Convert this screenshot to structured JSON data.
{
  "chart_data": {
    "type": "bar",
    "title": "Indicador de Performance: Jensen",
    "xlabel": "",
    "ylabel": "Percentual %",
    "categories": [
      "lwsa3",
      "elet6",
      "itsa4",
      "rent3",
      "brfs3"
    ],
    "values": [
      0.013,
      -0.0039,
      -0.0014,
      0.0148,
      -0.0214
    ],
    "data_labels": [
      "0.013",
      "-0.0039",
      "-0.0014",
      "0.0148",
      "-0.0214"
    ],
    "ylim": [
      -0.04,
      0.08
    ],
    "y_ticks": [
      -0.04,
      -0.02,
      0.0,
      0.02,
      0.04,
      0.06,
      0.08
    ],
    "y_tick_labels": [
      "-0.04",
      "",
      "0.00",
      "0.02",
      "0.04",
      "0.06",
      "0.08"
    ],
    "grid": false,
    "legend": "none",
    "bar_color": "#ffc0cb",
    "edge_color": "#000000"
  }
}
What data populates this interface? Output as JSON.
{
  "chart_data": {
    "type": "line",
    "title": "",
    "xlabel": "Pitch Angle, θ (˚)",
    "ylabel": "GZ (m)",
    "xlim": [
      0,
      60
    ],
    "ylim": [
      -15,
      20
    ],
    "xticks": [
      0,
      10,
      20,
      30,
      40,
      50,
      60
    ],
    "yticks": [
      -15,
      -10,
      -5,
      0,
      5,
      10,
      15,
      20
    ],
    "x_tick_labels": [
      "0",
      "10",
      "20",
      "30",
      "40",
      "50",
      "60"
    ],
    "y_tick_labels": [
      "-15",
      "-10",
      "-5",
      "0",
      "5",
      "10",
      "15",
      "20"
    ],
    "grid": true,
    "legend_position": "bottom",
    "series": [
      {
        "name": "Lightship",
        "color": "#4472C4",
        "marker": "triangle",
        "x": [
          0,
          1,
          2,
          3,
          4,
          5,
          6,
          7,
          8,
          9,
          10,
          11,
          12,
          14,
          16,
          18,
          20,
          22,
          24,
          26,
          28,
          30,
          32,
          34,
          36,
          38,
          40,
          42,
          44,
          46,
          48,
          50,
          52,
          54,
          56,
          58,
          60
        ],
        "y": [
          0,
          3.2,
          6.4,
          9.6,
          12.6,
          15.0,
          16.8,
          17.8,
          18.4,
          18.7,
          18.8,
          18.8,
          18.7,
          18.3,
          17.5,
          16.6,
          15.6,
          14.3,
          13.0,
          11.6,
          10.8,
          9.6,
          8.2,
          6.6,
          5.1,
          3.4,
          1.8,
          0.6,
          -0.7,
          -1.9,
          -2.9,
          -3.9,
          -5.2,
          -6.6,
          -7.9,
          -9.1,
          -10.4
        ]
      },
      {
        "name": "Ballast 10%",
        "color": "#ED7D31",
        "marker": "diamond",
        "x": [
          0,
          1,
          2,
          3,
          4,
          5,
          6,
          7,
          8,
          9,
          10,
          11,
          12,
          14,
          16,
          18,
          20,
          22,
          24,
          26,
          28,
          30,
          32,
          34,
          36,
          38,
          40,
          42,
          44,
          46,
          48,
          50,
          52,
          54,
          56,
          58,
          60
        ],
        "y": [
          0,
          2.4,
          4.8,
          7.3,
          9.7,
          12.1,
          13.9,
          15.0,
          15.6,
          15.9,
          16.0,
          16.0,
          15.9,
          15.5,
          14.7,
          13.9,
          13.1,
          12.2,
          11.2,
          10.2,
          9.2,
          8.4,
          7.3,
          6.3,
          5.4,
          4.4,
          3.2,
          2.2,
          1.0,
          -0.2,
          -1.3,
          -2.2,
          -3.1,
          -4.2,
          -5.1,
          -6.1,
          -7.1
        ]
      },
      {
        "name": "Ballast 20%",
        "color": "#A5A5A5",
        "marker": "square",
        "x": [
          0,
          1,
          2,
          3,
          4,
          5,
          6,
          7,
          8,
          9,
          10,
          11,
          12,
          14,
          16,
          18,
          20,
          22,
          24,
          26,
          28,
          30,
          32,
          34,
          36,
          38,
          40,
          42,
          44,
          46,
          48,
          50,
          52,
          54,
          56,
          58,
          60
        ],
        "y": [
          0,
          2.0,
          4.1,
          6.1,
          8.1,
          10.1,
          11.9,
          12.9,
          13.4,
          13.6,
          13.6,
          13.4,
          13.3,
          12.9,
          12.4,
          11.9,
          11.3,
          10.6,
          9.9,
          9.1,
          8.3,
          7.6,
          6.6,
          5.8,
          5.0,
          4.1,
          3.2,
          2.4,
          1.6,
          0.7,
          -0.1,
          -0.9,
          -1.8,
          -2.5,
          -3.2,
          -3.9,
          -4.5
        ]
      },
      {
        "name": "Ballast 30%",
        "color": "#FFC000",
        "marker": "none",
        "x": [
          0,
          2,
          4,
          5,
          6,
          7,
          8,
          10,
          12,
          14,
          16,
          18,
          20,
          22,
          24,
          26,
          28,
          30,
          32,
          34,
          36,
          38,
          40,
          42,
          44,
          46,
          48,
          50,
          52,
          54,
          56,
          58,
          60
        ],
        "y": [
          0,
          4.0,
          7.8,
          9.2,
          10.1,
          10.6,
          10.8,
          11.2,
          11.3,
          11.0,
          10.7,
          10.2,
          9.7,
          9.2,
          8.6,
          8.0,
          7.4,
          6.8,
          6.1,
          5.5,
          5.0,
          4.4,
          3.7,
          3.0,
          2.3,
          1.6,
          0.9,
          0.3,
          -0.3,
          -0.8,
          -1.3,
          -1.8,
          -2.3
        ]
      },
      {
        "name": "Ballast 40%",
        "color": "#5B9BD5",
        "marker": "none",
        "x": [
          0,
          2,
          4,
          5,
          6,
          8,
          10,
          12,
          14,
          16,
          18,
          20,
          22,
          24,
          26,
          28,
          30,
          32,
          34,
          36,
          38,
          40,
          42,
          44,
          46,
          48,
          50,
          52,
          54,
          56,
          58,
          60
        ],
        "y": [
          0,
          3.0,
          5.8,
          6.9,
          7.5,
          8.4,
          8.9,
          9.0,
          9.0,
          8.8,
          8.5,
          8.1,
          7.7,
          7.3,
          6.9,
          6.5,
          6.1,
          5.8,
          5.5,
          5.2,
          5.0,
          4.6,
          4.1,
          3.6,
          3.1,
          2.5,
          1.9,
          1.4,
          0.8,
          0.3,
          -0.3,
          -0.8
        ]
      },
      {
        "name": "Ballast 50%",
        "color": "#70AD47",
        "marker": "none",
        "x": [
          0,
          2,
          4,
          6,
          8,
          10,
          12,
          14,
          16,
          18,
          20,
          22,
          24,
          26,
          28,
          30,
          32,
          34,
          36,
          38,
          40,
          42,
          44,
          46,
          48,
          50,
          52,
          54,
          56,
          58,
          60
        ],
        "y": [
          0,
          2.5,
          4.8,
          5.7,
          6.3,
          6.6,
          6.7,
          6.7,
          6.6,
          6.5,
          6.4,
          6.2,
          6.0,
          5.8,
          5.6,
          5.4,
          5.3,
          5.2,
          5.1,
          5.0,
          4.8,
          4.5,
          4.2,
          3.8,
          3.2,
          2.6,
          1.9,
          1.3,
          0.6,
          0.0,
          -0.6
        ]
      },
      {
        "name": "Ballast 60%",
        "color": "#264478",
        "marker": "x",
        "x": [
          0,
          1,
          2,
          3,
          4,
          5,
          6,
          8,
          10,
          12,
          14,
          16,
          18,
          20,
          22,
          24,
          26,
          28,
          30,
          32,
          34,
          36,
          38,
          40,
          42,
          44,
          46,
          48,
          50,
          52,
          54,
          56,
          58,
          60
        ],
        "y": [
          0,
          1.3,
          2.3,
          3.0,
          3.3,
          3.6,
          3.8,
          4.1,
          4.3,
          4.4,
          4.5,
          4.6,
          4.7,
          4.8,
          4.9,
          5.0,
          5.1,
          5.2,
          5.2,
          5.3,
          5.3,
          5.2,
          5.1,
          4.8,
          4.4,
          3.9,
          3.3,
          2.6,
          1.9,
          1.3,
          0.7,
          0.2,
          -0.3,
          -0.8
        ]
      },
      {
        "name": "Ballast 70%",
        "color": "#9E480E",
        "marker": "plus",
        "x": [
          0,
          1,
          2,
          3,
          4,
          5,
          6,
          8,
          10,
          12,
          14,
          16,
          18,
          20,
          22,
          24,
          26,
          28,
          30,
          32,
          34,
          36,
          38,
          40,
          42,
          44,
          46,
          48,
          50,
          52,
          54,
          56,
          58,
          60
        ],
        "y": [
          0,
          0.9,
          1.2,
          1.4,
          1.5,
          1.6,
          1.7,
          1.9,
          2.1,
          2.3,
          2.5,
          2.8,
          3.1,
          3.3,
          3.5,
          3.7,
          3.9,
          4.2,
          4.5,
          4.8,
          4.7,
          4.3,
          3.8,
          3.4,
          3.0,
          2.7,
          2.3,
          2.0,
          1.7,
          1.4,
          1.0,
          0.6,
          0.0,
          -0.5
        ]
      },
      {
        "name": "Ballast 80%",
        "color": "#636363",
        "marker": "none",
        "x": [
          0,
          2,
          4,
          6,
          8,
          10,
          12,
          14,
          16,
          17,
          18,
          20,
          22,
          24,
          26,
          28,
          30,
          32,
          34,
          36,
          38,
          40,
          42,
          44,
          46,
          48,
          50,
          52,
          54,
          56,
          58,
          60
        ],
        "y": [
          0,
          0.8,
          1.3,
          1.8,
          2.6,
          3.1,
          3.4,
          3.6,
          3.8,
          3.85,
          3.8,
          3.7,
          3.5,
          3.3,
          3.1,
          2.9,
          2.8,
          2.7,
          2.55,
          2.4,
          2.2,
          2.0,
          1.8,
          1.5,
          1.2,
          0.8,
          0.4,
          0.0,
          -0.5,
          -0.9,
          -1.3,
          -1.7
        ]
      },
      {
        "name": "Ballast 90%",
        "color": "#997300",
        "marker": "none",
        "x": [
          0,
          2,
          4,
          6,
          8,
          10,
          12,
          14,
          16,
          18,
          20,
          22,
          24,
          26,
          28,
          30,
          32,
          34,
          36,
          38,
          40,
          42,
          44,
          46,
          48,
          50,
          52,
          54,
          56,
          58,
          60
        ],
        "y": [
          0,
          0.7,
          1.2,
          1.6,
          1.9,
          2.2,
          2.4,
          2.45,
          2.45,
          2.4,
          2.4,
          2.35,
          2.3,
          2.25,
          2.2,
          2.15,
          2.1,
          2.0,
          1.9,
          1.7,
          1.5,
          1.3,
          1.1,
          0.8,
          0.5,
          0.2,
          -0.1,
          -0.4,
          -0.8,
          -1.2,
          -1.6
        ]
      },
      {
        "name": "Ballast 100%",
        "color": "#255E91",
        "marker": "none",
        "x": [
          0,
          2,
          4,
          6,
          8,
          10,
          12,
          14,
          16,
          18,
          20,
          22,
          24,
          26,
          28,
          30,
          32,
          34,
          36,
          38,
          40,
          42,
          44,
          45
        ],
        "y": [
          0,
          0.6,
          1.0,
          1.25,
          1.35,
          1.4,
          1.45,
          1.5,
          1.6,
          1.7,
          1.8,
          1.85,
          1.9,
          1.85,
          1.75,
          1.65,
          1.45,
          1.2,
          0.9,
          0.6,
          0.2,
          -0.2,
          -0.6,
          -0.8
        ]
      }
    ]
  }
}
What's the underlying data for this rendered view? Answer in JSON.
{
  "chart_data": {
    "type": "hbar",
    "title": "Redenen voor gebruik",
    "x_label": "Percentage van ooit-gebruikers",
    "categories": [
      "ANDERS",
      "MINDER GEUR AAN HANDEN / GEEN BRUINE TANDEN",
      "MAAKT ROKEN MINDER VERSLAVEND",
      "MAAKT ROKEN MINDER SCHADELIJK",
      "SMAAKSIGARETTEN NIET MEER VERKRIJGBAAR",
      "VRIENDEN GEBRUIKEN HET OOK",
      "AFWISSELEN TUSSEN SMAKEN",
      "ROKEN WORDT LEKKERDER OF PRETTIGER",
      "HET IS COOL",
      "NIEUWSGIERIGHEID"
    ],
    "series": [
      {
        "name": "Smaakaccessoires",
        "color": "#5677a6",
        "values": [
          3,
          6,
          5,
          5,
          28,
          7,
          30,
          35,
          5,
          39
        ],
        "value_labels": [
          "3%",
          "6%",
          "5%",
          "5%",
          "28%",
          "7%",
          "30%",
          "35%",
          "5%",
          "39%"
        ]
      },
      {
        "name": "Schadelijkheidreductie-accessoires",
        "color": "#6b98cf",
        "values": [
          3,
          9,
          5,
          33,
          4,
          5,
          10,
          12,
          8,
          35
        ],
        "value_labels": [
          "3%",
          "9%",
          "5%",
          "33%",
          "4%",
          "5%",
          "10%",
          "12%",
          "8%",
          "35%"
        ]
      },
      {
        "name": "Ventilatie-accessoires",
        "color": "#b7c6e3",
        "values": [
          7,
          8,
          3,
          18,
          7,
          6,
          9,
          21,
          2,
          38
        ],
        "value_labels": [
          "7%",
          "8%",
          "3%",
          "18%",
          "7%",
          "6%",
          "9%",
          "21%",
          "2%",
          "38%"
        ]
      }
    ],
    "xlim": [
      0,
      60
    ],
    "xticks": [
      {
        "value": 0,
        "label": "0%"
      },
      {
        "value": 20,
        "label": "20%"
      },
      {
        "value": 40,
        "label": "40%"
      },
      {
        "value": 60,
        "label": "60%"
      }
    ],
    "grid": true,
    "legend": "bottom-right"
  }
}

* _YOUR INSTRUCTIONS_: In the data above, how many lines contain the string "ROKEN"? Answer with the number only.

* _EXERCISE SOLUTION_: 3